» SHORT EXERCISE: Report, as a bare number, how many lines contain the string "voltage".

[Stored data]
== == ==

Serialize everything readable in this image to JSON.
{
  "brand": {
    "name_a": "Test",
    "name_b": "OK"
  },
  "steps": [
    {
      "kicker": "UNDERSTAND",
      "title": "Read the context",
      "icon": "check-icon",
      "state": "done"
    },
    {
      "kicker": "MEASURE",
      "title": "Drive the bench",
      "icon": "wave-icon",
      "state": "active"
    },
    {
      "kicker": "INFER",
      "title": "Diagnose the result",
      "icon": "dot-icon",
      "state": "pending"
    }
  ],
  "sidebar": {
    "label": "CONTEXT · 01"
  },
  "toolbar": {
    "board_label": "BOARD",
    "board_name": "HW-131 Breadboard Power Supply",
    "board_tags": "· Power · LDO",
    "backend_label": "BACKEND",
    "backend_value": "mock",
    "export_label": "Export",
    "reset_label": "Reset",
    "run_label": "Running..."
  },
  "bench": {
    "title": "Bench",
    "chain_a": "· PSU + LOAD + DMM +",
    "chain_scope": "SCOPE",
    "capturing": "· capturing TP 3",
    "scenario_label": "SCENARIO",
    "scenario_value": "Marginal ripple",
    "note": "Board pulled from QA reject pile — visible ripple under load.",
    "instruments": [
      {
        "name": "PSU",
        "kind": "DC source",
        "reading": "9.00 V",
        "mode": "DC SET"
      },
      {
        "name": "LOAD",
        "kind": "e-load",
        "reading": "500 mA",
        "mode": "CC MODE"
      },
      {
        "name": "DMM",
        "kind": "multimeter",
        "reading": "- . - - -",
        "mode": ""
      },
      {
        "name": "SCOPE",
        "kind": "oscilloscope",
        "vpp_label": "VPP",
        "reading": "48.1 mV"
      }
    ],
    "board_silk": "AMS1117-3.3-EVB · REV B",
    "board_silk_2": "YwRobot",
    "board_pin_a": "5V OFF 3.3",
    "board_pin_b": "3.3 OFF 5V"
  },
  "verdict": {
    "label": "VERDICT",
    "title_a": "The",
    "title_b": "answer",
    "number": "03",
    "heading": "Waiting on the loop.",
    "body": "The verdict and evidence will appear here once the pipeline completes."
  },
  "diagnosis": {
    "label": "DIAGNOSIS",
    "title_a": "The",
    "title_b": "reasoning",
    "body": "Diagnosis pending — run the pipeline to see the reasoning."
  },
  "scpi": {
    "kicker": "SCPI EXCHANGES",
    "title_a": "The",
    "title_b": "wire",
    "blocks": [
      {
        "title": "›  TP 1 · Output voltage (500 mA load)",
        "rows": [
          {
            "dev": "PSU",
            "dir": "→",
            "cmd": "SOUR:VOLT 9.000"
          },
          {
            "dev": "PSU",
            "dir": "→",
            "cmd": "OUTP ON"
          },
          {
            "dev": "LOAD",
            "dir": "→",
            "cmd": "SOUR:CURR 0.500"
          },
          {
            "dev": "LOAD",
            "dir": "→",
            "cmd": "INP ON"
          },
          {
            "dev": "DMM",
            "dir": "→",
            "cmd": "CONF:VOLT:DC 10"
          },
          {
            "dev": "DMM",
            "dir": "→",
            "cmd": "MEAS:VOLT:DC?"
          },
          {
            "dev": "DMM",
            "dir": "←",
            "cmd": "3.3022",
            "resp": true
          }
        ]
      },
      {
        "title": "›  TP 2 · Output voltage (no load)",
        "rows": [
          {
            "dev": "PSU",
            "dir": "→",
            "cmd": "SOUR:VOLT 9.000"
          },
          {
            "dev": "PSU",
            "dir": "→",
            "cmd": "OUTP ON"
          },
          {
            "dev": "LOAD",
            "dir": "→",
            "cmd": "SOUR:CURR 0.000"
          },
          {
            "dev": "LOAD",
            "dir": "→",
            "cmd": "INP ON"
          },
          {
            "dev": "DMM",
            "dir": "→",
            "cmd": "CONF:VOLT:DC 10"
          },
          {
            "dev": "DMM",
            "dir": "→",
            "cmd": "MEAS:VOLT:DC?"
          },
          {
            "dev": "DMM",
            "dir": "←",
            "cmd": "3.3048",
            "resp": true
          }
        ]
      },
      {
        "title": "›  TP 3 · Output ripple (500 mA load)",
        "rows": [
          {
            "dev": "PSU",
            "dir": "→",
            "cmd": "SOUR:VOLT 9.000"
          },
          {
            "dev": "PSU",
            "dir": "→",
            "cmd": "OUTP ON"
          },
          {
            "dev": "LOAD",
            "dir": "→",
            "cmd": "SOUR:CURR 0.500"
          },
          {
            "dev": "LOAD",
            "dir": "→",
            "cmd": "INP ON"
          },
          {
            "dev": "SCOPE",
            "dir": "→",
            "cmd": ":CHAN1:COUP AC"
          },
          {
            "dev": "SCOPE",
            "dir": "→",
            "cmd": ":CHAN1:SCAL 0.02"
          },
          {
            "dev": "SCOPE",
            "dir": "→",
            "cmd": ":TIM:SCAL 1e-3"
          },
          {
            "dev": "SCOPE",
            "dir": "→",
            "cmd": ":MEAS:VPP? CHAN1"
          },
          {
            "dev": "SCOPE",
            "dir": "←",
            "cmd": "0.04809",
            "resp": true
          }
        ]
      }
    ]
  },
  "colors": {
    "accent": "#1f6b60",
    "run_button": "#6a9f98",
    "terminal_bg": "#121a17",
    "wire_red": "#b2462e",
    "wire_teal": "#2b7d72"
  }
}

== == ==

» CORRECT OUTPUT: 2